──────── Input data

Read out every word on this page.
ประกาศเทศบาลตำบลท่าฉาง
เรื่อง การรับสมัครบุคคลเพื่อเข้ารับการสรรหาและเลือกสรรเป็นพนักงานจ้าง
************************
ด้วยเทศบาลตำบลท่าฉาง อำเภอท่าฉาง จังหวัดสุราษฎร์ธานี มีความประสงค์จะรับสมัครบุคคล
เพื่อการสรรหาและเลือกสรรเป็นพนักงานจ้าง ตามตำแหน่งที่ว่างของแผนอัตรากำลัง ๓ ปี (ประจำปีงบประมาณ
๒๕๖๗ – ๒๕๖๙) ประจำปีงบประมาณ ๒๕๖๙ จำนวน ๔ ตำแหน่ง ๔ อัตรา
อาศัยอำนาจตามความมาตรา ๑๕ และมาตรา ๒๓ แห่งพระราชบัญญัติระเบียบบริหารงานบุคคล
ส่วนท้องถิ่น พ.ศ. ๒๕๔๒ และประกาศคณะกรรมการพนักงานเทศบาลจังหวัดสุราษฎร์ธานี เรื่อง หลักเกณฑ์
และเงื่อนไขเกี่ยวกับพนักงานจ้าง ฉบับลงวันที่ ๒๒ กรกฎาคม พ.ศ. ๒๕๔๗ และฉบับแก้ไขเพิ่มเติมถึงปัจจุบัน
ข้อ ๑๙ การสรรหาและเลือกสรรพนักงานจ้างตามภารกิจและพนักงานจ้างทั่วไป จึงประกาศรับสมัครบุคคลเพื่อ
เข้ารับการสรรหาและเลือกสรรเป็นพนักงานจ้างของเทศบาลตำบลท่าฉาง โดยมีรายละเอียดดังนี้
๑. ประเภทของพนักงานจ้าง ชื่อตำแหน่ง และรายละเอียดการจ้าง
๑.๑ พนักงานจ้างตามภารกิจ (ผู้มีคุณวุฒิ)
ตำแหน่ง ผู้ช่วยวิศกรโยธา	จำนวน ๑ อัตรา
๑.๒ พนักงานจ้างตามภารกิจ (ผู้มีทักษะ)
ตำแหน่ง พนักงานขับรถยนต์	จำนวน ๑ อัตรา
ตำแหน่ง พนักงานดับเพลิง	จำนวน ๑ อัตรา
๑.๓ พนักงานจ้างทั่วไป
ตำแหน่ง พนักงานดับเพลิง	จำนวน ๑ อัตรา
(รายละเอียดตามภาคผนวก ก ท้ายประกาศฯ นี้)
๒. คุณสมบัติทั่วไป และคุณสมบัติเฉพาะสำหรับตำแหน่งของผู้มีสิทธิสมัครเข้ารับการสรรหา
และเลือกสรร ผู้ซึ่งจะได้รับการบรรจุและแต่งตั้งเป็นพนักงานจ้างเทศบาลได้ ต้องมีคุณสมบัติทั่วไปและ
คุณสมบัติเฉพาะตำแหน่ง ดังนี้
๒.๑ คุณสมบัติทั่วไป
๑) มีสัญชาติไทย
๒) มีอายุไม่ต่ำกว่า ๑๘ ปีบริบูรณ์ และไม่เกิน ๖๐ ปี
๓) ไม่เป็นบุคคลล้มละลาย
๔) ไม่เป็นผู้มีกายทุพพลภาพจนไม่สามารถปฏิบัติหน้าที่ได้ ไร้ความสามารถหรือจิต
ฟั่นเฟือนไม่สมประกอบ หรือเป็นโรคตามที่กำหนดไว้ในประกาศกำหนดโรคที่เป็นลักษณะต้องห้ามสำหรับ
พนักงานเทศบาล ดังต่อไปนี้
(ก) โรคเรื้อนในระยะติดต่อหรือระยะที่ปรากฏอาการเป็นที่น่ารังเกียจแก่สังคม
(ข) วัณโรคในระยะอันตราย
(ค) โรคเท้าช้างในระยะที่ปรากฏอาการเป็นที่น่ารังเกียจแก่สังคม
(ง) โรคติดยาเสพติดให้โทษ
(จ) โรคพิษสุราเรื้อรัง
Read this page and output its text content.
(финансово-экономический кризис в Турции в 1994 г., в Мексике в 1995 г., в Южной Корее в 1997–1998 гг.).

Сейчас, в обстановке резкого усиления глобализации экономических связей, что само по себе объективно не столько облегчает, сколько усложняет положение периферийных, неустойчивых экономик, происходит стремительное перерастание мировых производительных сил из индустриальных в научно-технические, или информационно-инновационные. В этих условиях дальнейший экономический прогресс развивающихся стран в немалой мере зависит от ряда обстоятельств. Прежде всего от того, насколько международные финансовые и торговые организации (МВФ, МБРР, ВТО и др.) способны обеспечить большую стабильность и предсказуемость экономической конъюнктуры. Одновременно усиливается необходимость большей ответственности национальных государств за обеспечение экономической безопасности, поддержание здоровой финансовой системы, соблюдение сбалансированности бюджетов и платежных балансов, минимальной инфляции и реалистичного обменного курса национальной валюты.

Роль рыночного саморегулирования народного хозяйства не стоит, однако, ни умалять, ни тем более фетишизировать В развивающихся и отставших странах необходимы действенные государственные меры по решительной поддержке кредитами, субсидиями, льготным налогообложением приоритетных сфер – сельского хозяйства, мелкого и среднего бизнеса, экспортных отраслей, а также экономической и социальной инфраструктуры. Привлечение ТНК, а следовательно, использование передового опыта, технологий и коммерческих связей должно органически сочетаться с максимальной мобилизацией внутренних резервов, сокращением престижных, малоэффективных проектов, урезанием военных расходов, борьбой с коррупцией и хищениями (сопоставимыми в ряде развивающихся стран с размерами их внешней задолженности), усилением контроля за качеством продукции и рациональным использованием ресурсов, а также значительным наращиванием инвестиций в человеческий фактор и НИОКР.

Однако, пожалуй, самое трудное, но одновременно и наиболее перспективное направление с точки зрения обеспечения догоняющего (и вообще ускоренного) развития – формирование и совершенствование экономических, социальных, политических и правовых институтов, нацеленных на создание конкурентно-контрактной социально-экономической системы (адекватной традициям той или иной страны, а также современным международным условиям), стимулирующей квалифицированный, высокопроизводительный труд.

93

────────────────

The exercise >>
All of the entries must be quoted exactly; please include each one.

Result below >>
Read out every word on this page.
ประกาศเทศบาลตำบลท่าฉาง
เรื่อง การรับสมัครบุคคลเพื่อเข้ารับการสรรหาและเลือกสรรเป็นพนักงานจ้าง
************************
ด้วยเทศบาลตำบลท่าฉาง อำเภอท่าฉาง จังหวัดสุราษฎร์ธานี มีความประสงค์จะรับสมัครบุคคล
เพื่อการสรรหาและเลือกสรรเป็นพนักงานจ้าง ตามตำแหน่งที่ว่างของแผนอัตรากำลัง ๓ ปี (ประจำปีงบประมาณ
๒๕๖๗ – ๒๕๖๙) ประจำปีงบประมาณ ๒๕๖๙ จำนวน ๔ ตำแหน่ง ๔ อัตรา
อาศัยอำนาจตามความมาตรา ๑๕ และมาตรา ๒๓ แห่งพระราชบัญญัติระเบียบบริหารงานบุคคล
ส่วนท้องถิ่น พ.ศ. ๒๕๔๒ และประกาศคณะกรรมการพนักงานเทศบาลจังหวัดสุราษฎร์ธานี เรื่อง หลักเกณฑ์
และเงื่อนไขเกี่ยวกับพนักงานจ้าง ฉบับลงวันที่ ๒๒ กรกฎาคม พ.ศ. ๒๕๔๗ และฉบับแก้ไขเพิ่มเติมถึงปัจจุบัน
ข้อ ๑๙ การสรรหาและเลือกสรรพนักงานจ้างตามภารกิจและพนักงานจ้างทั่วไป จึงประกาศรับสมัครบุคคลเพื่อ
เข้ารับการสรรหาและเลือกสรรเป็นพนักงานจ้างของเทศบาลตำบลท่าฉาง โดยมีรายละเอียดดังนี้
๑. ประเภทของพนักงานจ้าง ชื่อตำแหน่ง และรายละเอียดการจ้าง
๑.๑ พนักงานจ้างตามภารกิจ (ผู้มีคุณวุฒิ)
ตำแหน่ง ผู้ช่วยวิศกรโยธา	จำนวน ๑ อัตรา
๑.๒ พนักงานจ้างตามภารกิจ (ผู้มีทักษะ)
ตำแหน่ง พนักงานขับรถยนต์	จำนวน ๑ อัตรา
ตำแหน่ง พนักงานดับเพลิง	จำนวน ๑ อัตรา
๑.๓ พนักงานจ้างทั่วไป
ตำแหน่ง พนักงานดับเพลิง	จำนวน ๑ อัตรา
(รายละเอียดตามภาคผนวก ก ท้ายประกาศฯ นี้)
๒. คุณสมบัติทั่วไป และคุณสมบัติเฉพาะสำหรับตำแหน่งของผู้มีสิทธิสมัครเข้ารับการสรรหา
และเลือกสรร ผู้ซึ่งจะได้รับการบรรจุและแต่งตั้งเป็นพนักงานจ้างเทศบาลได้ ต้องมีคุณสมบัติทั่วไปและ
คุณสมบัติเฉพาะตำแหน่ง ดังนี้
๒.๑ คุณสมบัติทั่วไป
๑) มีสัญชาติไทย
๒) มีอายุไม่ต่ำกว่า ๑๘ ปีบริบูรณ์ และไม่เกิน ๖๐ ปี
๓) ไม่เป็นบุคคลล้มละลาย
๔) ไม่เป็นผู้มีกายทุพพลภาพจนไม่สามารถปฏิบัติหน้าที่ได้ ไร้ความสามารถหรือจิต
ฟั่นเฟือนไม่สมประกอบ หรือเป็นโรคตามที่กำหนดไว้ในประกาศกำหนดโรคที่เป็นลักษณะต้องห้ามสำหรับ
พนักงานเทศบาล ดังต่อไปนี้
(ก) โรคเรื้อนในระยะติดต่อหรือระยะที่ปรากฏอาการเป็นที่น่ารังเกียจแก่สังคม
(ข) วัณโรคในระยะอันตราย
(ค) โรคเท้าช้างในระยะที่ปรากฏอาการเป็นที่น่ารังเกียจแก่สังคม
(ง) โรคติดยาเสพติดให้โทษ
(จ) โรคพิษสุราเรื้อรัง
Read this page and output its text content.
(финансово-экономический кризис в Турции в 1994 г., в Мексике в 1995 г., в Южной Корее в 1997–1998 гг.).

Сейчас, в обстановке резкого усиления глобализации экономических связей, что само по себе объективно не столько облегчает, сколько усложняет положение периферийных, неустойчивых экономик, происходит стремительное перерастание мировых производительных сил из индустриальных в научно-технические, или информационно-инновационные. В этих условиях дальнейший экономический прогресс развивающихся стран в немалой мере зависит от ряда обстоятельств. Прежде всего от того, насколько международные финансовые и торговые организации (МВФ, МБРР, ВТО и др.) способны обеспечить большую стабильность и предсказуемость экономической конъюнктуры. Одновременно усиливается необходимость большей ответственности национальных государств за обеспечение экономической безопасности, поддержание здоровой финансовой системы, соблюдение сбалансированности бюджетов и платежных балансов, минимальной инфляции и реалистичного обменного курса национальной валюты.

Роль рыночного саморегулирования народного хозяйства не стоит, однако, ни умалять, ни тем более фетишизировать В развивающихся и отставших странах необходимы действенные государственные меры по решительной поддержке кредитами, субсидиями, льготным налогообложением приоритетных сфер – сельского хозяйства, мелкого и среднего бизнеса, экспортных отраслей, а также экономической и социальной инфраструктуры. Привлечение ТНК, а следовательно, использование передового опыта, технологий и коммерческих связей должно органически сочетаться с максимальной мобилизацией внутренних резервов, сокращением престижных, малоэффективных проектов, урезанием военных расходов, борьбой с коррупцией и хищениями (сопоставимыми в ряде развивающихся стран с размерами их внешней задолженности), усилением контроля за качеством продукции и рациональным использованием ресурсов, а также значительным наращиванием инвестиций в человеческий фактор и НИОКР.

Однако, пожалуй, самое трудное, но одновременно и наиболее перспективное направление с точки зрения обеспечения догоняющего (и вообще ускоренного) развития – формирование и совершенствование экономических, социальных, политических и правовых институтов, нацеленных на создание конкурентно-контрактной социально-экономической системы (адекватной традициям той или иной страны, а также современным международным условиям), стимулирующей квалифицированный, высокопроизводительный труд.

93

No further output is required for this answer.